Problem statement:
Scan the records for the string "株式会社"; copy each line where it occurs.

[Stored data]
==============================
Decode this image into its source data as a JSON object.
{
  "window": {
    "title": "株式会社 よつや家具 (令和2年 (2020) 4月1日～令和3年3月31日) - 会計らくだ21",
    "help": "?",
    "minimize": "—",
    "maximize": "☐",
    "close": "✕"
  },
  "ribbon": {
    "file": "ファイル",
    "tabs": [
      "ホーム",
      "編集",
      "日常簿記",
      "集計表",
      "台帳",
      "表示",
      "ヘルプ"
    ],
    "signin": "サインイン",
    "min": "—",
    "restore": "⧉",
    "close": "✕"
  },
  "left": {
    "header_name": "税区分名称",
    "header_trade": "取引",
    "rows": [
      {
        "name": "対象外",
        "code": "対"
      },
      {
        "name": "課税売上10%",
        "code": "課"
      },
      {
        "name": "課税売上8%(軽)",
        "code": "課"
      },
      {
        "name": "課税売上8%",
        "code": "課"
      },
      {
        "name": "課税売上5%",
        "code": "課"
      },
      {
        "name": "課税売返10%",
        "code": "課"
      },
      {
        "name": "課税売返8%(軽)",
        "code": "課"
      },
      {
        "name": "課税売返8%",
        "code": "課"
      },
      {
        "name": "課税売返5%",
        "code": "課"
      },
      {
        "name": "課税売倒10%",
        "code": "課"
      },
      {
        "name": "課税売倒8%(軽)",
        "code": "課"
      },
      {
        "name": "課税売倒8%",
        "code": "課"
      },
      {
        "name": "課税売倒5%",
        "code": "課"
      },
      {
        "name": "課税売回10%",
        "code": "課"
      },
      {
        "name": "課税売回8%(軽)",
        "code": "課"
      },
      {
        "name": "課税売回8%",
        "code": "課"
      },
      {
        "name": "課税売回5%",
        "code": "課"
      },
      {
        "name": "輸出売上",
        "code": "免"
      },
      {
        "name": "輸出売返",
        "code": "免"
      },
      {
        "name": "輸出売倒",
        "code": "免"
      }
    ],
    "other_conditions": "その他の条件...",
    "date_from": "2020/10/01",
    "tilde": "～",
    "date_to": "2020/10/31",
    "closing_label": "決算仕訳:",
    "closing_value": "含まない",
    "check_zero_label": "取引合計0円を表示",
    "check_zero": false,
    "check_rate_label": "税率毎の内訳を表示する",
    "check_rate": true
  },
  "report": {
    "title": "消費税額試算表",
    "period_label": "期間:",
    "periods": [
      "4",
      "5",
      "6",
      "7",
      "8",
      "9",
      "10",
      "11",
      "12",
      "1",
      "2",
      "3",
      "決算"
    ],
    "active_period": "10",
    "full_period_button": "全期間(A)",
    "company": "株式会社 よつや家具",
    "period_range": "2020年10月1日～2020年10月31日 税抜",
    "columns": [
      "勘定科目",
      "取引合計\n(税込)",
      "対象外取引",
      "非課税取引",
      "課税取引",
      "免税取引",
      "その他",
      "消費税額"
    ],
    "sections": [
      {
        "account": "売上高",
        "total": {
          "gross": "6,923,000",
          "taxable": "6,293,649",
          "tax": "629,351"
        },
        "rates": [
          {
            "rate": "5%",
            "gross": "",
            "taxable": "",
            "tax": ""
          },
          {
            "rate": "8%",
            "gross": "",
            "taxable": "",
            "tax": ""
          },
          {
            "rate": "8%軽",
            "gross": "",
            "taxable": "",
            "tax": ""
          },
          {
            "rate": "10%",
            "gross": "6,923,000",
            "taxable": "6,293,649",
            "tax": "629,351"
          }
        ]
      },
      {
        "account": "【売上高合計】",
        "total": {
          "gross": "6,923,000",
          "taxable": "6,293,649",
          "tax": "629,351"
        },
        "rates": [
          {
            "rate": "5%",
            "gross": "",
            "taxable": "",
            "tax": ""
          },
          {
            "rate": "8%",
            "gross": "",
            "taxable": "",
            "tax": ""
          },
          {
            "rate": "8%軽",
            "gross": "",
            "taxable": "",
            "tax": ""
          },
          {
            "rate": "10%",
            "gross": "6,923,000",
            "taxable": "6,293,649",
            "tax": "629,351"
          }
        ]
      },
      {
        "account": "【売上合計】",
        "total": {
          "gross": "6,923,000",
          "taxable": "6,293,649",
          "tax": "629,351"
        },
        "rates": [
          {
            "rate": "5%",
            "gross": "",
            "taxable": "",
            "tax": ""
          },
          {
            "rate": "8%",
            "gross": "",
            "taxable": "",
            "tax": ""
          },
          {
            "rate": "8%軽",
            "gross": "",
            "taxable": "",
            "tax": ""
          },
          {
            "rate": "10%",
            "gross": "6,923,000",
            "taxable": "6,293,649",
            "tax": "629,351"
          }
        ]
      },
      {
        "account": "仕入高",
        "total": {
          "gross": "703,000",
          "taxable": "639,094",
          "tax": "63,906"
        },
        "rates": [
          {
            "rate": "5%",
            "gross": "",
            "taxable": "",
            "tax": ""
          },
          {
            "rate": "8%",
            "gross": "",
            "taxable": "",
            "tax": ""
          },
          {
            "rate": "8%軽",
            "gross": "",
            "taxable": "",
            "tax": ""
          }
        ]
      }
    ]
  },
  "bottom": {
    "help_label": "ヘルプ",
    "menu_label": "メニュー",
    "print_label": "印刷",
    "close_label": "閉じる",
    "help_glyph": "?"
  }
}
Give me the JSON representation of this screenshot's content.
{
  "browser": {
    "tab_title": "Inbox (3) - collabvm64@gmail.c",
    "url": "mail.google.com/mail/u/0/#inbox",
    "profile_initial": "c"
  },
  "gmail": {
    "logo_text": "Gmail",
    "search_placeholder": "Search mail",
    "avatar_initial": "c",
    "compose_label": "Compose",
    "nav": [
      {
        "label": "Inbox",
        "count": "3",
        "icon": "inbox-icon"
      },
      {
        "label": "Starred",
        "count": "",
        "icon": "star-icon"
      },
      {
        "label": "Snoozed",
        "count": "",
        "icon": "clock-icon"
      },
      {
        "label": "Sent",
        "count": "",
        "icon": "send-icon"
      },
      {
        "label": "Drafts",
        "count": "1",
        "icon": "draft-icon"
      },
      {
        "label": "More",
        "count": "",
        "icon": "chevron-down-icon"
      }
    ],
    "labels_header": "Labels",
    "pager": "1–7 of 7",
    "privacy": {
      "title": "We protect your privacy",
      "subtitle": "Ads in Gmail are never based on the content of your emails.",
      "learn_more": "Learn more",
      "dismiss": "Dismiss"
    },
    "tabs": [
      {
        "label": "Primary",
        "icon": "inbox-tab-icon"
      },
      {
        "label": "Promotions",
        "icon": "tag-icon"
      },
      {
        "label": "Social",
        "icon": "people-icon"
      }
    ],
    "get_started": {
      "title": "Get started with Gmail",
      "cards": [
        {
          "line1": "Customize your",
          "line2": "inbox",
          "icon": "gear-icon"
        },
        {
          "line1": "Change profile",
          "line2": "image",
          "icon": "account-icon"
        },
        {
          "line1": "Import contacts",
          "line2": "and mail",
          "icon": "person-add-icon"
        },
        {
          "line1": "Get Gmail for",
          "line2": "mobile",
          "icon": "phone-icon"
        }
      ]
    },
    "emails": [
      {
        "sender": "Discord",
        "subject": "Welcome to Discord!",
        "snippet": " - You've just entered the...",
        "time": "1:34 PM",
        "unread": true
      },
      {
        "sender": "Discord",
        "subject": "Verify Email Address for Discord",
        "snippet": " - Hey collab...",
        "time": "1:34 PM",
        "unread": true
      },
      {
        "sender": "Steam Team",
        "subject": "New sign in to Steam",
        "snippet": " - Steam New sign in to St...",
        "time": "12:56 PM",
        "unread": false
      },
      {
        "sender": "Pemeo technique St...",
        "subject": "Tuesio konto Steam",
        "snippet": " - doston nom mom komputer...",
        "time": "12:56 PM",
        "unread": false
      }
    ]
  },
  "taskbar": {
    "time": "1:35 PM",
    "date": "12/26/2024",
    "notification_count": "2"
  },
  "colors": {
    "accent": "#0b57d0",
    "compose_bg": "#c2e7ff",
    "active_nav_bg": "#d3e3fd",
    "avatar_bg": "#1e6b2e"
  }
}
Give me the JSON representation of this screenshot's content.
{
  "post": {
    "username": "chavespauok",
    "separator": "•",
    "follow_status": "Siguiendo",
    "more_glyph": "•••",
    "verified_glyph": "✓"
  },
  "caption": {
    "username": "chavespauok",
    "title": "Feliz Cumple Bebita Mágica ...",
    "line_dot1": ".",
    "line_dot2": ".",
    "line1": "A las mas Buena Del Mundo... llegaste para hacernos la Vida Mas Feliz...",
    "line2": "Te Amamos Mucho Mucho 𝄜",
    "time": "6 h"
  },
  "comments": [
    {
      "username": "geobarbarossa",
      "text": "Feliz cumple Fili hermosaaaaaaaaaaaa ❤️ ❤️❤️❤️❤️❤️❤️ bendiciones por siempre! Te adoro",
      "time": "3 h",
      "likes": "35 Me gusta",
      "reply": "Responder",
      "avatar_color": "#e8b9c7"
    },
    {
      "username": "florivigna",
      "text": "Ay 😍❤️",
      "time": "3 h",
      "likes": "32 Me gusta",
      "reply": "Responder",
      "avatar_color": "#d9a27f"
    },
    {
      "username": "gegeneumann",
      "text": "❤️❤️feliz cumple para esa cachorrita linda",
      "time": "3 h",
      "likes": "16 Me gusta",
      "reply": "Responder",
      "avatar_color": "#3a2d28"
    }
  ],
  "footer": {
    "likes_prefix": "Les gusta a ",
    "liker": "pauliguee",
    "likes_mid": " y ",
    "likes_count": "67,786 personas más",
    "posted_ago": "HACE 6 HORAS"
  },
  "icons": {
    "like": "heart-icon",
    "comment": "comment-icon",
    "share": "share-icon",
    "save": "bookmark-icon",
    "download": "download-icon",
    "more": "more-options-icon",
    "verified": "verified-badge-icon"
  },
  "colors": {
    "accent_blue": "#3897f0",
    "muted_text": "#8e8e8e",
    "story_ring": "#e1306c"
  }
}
==============================
Problem solution:
    "title": "株式会社 よつや家具 (令和2年 (2020) 4月1日～令和3年3月31日) - 会計らくだ21",
    "company": "株式会社 よつや家具",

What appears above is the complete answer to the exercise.